STATED GOAL:
Wherever the word "next" appears in a line, extract that line.

DATA SUPPLIED:
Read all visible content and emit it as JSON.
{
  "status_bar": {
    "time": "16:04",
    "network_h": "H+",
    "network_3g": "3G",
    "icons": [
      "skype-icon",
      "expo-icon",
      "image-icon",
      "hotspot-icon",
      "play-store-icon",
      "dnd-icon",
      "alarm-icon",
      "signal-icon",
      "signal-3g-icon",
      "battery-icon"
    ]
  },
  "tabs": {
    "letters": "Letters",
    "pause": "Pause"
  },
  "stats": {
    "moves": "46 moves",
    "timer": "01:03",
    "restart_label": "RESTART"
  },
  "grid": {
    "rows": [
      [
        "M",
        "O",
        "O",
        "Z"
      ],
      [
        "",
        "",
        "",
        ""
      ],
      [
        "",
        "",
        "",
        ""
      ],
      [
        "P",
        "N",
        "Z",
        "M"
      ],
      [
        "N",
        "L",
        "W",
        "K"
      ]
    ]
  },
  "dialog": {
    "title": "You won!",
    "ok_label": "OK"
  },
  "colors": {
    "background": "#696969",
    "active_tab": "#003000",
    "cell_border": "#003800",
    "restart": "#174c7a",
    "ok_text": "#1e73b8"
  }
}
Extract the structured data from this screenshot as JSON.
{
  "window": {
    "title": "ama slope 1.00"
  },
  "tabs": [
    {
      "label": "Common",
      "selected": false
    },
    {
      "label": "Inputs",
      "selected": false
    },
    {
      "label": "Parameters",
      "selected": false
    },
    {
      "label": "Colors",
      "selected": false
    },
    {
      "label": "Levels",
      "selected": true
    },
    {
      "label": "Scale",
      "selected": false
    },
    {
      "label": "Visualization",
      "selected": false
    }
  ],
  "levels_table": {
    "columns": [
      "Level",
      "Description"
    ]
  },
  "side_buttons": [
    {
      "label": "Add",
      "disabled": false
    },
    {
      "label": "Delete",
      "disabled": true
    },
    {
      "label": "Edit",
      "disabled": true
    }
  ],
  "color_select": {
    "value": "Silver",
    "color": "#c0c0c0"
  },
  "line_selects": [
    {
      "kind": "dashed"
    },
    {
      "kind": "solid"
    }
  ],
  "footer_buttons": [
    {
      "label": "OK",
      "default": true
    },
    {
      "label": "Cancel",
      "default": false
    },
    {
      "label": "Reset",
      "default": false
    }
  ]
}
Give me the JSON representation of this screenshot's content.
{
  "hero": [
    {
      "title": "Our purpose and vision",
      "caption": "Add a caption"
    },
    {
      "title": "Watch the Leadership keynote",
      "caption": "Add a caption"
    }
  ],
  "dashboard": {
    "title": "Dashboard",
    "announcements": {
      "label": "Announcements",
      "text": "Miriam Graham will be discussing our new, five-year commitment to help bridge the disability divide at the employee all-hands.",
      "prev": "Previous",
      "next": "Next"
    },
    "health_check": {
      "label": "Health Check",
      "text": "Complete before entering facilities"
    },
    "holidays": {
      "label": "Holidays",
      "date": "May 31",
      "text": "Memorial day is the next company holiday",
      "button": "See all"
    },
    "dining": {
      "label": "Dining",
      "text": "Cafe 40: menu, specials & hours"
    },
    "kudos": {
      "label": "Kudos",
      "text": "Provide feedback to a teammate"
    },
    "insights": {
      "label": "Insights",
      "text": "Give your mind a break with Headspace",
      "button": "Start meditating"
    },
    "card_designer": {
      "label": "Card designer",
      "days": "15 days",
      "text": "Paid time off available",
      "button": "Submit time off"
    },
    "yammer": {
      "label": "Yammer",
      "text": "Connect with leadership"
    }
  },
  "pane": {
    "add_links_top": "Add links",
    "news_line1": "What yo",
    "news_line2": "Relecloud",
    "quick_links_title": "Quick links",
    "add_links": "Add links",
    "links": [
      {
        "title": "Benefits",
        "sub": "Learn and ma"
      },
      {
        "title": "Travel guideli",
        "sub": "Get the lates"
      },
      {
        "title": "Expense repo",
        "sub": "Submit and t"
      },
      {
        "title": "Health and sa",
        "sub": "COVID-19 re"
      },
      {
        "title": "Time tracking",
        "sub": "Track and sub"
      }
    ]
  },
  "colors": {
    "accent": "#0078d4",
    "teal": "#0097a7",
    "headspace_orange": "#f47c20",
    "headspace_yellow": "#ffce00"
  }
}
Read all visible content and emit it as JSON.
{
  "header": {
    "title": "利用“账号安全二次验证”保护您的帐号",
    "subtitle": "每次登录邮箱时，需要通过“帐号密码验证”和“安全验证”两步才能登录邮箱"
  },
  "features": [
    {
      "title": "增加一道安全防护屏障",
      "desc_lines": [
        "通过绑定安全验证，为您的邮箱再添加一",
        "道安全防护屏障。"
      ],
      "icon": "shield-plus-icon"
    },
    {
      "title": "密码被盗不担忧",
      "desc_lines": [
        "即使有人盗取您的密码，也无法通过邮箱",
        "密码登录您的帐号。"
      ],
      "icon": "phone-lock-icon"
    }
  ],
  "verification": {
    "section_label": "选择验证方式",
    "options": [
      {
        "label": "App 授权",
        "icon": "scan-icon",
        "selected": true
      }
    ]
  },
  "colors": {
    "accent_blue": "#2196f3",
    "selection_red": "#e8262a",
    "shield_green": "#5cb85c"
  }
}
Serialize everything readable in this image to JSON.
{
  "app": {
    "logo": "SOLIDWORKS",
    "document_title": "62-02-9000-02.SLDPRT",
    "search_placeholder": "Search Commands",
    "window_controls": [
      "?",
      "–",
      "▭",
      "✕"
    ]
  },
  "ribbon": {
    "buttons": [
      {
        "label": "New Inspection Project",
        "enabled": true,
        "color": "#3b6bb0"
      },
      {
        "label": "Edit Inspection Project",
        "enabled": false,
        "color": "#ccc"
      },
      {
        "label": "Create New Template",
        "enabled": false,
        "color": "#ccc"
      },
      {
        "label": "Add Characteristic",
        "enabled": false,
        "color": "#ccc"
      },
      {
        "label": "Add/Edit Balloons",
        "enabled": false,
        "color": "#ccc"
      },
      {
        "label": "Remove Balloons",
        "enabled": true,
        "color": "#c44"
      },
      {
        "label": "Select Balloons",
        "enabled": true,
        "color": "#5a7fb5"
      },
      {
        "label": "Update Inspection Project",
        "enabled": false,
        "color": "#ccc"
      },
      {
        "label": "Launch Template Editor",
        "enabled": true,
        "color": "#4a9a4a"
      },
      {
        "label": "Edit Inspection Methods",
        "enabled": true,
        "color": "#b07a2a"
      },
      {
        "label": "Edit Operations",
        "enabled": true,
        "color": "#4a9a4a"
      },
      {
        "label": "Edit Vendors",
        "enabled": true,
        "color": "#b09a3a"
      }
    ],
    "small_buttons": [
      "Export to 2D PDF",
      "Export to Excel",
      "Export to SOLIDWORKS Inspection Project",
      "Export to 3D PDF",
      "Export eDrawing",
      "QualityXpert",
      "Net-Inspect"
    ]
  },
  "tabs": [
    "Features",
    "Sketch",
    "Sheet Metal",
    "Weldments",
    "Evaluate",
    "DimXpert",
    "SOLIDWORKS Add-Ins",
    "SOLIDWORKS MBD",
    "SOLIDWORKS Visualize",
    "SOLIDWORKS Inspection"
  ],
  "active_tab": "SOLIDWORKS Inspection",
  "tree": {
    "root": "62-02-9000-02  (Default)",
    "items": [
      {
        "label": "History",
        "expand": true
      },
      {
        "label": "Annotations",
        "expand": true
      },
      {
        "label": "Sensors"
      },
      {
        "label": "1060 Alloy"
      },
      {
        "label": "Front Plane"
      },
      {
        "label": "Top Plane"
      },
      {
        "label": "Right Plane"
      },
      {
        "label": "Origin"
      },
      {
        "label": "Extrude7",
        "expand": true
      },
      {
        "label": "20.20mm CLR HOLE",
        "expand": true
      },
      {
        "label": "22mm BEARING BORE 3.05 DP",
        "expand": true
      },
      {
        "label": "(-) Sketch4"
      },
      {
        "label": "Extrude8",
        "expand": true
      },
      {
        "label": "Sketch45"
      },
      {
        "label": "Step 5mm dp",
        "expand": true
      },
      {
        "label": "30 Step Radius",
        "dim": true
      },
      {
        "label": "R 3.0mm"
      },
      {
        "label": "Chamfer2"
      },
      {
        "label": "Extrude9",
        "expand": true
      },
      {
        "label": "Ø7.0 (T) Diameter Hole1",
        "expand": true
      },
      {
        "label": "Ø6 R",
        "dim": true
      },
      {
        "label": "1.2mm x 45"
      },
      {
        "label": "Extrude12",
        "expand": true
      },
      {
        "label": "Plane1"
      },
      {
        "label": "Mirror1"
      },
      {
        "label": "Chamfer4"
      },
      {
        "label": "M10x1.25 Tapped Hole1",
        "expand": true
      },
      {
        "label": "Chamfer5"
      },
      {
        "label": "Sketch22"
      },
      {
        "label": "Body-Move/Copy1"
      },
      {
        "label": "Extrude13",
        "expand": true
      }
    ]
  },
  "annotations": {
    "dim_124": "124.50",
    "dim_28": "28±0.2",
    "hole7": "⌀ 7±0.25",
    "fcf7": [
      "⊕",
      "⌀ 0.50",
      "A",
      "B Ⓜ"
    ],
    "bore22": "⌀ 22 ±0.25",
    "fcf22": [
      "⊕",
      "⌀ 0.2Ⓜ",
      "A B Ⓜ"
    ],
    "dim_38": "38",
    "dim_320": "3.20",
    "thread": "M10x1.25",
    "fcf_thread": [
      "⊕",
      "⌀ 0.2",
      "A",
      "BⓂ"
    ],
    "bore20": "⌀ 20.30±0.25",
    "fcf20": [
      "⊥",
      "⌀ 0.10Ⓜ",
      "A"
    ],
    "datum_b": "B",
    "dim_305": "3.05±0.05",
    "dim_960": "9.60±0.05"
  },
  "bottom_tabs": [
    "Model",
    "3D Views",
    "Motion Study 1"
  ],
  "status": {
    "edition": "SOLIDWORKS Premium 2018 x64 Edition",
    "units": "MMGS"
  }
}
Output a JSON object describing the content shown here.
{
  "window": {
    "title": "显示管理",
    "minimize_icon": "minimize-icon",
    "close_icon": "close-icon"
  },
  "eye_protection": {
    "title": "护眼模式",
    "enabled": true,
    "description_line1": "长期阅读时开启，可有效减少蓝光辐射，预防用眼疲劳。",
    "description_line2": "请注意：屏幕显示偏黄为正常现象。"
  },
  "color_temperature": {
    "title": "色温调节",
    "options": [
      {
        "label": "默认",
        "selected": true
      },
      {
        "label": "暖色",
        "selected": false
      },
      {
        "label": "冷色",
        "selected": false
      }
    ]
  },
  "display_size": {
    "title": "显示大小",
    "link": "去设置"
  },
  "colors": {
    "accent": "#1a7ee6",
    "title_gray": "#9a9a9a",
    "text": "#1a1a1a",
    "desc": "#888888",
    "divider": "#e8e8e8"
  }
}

OUTPUT:
      "next": "Next"
      "text": "Memorial day is the next company holiday",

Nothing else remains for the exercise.